--- Supplied information ---

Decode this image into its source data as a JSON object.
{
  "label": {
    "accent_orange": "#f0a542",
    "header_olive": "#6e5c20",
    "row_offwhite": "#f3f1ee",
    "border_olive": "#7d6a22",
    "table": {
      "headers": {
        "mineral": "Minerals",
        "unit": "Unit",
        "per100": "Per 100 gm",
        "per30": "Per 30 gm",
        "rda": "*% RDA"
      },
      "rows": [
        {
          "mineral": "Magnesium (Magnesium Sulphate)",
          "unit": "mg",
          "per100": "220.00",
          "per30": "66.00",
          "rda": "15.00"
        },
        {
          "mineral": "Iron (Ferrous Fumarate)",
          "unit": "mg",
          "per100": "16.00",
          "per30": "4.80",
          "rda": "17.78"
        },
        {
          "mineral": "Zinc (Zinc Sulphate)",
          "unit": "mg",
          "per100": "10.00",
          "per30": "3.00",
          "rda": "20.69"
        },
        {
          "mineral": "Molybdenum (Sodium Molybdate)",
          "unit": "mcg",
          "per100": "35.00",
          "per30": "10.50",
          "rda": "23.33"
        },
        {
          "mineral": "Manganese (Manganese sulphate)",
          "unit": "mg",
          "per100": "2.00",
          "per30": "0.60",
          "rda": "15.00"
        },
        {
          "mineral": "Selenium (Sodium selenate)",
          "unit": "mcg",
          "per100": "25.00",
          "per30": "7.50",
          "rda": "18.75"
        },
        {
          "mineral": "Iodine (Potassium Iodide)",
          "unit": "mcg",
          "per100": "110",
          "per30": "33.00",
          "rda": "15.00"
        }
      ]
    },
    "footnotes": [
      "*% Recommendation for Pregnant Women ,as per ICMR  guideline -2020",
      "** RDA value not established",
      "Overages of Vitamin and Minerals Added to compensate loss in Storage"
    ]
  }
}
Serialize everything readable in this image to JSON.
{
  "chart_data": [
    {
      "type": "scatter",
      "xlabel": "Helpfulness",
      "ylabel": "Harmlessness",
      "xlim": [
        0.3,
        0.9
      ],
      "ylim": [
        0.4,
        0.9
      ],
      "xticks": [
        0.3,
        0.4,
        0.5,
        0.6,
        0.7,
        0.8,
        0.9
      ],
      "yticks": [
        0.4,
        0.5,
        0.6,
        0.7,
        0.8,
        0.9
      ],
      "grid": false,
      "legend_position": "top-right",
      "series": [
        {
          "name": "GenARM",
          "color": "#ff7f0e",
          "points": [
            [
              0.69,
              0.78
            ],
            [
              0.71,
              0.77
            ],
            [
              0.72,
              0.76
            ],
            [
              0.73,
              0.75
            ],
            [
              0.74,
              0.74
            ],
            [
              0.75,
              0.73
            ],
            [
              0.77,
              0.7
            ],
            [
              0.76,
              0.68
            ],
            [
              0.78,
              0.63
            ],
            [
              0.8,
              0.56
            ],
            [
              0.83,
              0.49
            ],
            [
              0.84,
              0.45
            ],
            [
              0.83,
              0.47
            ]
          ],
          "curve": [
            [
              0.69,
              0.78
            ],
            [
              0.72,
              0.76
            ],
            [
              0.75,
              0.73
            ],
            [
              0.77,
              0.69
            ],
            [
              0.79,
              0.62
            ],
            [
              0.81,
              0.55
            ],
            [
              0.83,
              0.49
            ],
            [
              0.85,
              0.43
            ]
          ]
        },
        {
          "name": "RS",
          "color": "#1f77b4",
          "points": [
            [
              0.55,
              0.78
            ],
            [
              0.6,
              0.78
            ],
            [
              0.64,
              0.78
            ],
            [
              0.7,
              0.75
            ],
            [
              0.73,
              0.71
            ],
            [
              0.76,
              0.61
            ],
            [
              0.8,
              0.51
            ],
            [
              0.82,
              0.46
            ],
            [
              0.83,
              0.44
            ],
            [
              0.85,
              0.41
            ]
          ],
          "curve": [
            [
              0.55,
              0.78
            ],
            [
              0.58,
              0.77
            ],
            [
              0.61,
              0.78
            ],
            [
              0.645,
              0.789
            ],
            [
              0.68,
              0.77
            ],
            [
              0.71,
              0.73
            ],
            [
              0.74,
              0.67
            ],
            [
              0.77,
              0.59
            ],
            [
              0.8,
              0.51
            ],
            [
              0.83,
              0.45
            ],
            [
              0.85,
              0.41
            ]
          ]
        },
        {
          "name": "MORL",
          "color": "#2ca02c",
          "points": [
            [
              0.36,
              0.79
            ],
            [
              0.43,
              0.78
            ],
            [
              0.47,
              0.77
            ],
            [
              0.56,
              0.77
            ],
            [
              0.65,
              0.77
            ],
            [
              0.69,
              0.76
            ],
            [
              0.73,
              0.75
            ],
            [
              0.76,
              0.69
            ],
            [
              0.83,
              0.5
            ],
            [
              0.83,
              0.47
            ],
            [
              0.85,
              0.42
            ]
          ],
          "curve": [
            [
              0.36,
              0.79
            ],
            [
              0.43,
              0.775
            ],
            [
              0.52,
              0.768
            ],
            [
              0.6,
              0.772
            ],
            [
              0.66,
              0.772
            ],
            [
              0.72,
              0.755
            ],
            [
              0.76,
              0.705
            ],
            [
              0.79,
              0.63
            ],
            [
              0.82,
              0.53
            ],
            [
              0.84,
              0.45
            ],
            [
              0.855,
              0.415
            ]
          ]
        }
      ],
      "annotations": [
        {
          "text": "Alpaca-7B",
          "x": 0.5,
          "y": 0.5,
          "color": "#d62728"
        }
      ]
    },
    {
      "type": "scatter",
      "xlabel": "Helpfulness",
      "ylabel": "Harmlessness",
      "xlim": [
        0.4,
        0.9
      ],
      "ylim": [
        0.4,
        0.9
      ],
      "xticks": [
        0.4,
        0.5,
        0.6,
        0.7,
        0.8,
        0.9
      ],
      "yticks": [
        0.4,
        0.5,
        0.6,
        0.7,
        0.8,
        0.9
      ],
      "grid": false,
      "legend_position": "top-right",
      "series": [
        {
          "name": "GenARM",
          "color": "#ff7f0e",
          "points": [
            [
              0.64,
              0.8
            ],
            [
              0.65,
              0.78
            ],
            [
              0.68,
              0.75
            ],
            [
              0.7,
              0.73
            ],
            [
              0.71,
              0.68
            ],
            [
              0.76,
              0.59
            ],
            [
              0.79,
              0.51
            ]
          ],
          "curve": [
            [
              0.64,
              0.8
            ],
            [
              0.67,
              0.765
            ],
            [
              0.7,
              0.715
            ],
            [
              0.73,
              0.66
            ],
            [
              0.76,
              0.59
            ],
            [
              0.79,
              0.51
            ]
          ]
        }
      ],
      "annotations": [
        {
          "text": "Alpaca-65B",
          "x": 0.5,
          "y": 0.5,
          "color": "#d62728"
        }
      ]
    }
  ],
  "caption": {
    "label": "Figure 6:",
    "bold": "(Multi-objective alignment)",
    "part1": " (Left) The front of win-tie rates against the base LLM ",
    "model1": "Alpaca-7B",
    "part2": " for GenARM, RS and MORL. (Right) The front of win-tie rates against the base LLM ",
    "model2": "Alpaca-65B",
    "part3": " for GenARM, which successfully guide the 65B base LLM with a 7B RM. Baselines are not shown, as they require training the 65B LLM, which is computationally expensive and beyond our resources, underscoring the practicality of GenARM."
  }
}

---

» Aim of the task: Each record above must be given again exactly.

» Reply:
Decode this image into its source data as a JSON object.
{
  "label": {
    "accent_orange": "#f0a542",
    "header_olive": "#6e5c20",
    "row_offwhite": "#f3f1ee",
    "border_olive": "#7d6a22",
    "table": {
      "headers": {
        "mineral": "Minerals",
        "unit": "Unit",
        "per100": "Per 100 gm",
        "per30": "Per 30 gm",
        "rda": "*% RDA"
      },
      "rows": [
        {
          "mineral": "Magnesium (Magnesium Sulphate)",
          "unit": "mg",
          "per100": "220.00",
          "per30": "66.00",
          "rda": "15.00"
        },
        {
          "mineral": "Iron (Ferrous Fumarate)",
          "unit": "mg",
          "per100": "16.00",
          "per30": "4.80",
          "rda": "17.78"
        },
        {
          "mineral": "Zinc (Zinc Sulphate)",
          "unit": "mg",
          "per100": "10.00",
          "per30": "3.00",
          "rda": "20.69"
        },
        {
          "mineral": "Molybdenum (Sodium Molybdate)",
          "unit": "mcg",
          "per100": "35.00",
          "per30": "10.50",
          "rda": "23.33"
        },
        {
          "mineral": "Manganese (Manganese sulphate)",
          "unit": "mg",
          "per100": "2.00",
          "per30": "0.60",
          "rda": "15.00"
        },
        {
          "mineral": "Selenium (Sodium selenate)",
          "unit": "mcg",
          "per100": "25.00",
          "per30": "7.50",
          "rda": "18.75"
        },
        {
          "mineral": "Iodine (Potassium Iodide)",
          "unit": "mcg",
          "per100": "110",
          "per30": "33.00",
          "rda": "15.00"
        }
      ]
    },
    "footnotes": [
      "*% Recommendation for Pregnant Women ,as per ICMR  guideline -2020",
      "** RDA value not established",
      "Overages of Vitamin and Minerals Added to compensate loss in Storage"
    ]
  }
}
Serialize everything readable in this image to JSON.
{
  "chart_data": [
    {
      "type": "scatter",
      "xlabel": "Helpfulness",
      "ylabel": "Harmlessness",
      "xlim": [
        0.3,
        0.9
      ],
      "ylim": [
        0.4,
        0.9
      ],
      "xticks": [
        0.3,
        0.4,
        0.5,
        0.6,
        0.7,
        0.8,
        0.9
      ],
      "yticks": [
        0.4,
        0.5,
        0.6,
        0.7,
        0.8,
        0.9
      ],
      "grid": false,
      "legend_position": "top-right",
      "series": [
        {
          "name": "GenARM",
          "color": "#ff7f0e",
          "points": [
            [
              0.69,
              0.78
            ],
            [
              0.71,
              0.77
            ],
            [
              0.72,
              0.76
            ],
            [
              0.73,
              0.75
            ],
            [
              0.74,
              0.74
            ],
            [
              0.75,
              0.73
            ],
            [
              0.77,
              0.7
            ],
            [
              0.76,
              0.68
            ],
            [
              0.78,
              0.63
            ],
            [
              0.8,
              0.56
            ],
            [
              0.83,
              0.49
            ],
            [
              0.84,
              0.45
            ],
            [
              0.83,
              0.47
            ]
          ],
          "curve": [
            [
              0.69,
              0.78
            ],
            [
              0.72,
              0.76
            ],
            [
              0.75,
              0.73
            ],
            [
              0.77,
              0.69
            ],
            [
              0.79,
              0.62
            ],
            [
              0.81,
              0.55
            ],
            [
              0.83,
              0.49
            ],
            [
              0.85,
              0.43
            ]
          ]
        },
        {
          "name": "RS",
          "color": "#1f77b4",
          "points": [
            [
              0.55,
              0.78
            ],
            [
              0.6,
              0.78
            ],
            [
              0.64,
              0.78
            ],
            [
              0.7,
              0.75
            ],
            [
              0.73,
              0.71
            ],
            [
              0.76,
              0.61
            ],
            [
              0.8,
              0.51
            ],
            [
              0.82,
              0.46
            ],
            [
              0.83,
              0.44
            ],
            [
              0.85,
              0.41
            ]
          ],
          "curve": [
            [
              0.55,
              0.78
            ],
            [
              0.58,
              0.77
            ],
            [
              0.61,
              0.78
            ],
            [
              0.645,
              0.789
            ],
            [
              0.68,
              0.77
            ],
            [
              0.71,
              0.73
            ],
            [
              0.74,
              0.67
            ],
            [
              0.77,
              0.59
            ],
            [
              0.8,
              0.51
            ],
            [
              0.83,
              0.45
            ],
            [
              0.85,
              0.41
            ]
          ]
        },
        {
          "name": "MORL",
          "color": "#2ca02c",
          "points": [
            [
              0.36,
              0.79
            ],
            [
              0.43,
              0.78
            ],
            [
              0.47,
              0.77
            ],
            [
              0.56,
              0.77
            ],
            [
              0.65,
              0.77
            ],
            [
              0.69,
              0.76
            ],
            [
              0.73,
              0.75
            ],
            [
              0.76,
              0.69
            ],
            [
              0.83,
              0.5
            ],
            [
              0.83,
              0.47
            ],
            [
              0.85,
              0.42
            ]
          ],
          "curve": [
            [
              0.36,
              0.79
            ],
            [
              0.43,
              0.775
            ],
            [
              0.52,
              0.768
            ],
            [
              0.6,
              0.772
            ],
            [
              0.66,
              0.772
            ],
            [
              0.72,
              0.755
            ],
            [
              0.76,
              0.705
            ],
            [
              0.79,
              0.63
            ],
            [
              0.82,
              0.53
            ],
            [
              0.84,
              0.45
            ],
            [
              0.855,
              0.415
            ]
          ]
        }
      ],
      "annotations": [
        {
          "text": "Alpaca-7B",
          "x": 0.5,
          "y": 0.5,
          "color": "#d62728"
        }
      ]
    },
    {
      "type": "scatter",
      "xlabel": "Helpfulness",
      "ylabel": "Harmlessness",
      "xlim": [
        0.4,
        0.9
      ],
      "ylim": [
        0.4,
        0.9
      ],
      "xticks": [
        0.4,
        0.5,
        0.6,
        0.7,
        0.8,
        0.9
      ],
      "yticks": [
        0.4,
        0.5,
        0.6,
        0.7,
        0.8,
        0.9
      ],
      "grid": false,
      "legend_position": "top-right",
      "series": [
        {
          "name": "GenARM",
          "color": "#ff7f0e",
          "points": [
            [
              0.64,
              0.8
            ],
            [
              0.65,
              0.78
            ],
            [
              0.68,
              0.75
            ],
            [
              0.7,
              0.73
            ],
            [
              0.71,
              0.68
            ],
            [
              0.76,
              0.59
            ],
            [
              0.79,
              0.51
            ]
          ],
          "curve": [
            [
              0.64,
              0.8
            ],
            [
              0.67,
              0.765
            ],
            [
              0.7,
              0.715
            ],
            [
              0.73,
              0.66
            ],
            [
              0.76,
              0.59
            ],
            [
              0.79,
              0.51
            ]
          ]
        }
      ],
      "annotations": [
        {
          "text": "Alpaca-65B",
          "x": 0.5,
          "y": 0.5,
          "color": "#d62728"
        }
      ]
    }
  ],
  "caption": {
    "label": "Figure 6:",
    "bold": "(Multi-objective alignment)",
    "part1": " (Left) The front of win-tie rates against the base LLM ",
    "model1": "Alpaca-7B",
    "part2": " for GenARM, RS and MORL. (Right) The front of win-tie rates against the base LLM ",
    "model2": "Alpaca-65B",
    "part3": " for GenARM, which successfully guide the 65B base LLM with a 7B RM. Baselines are not shown, as they require training the 65B LLM, which is computationally expensive and beyond our resources, underscoring the practicality of GenARM."
  }
}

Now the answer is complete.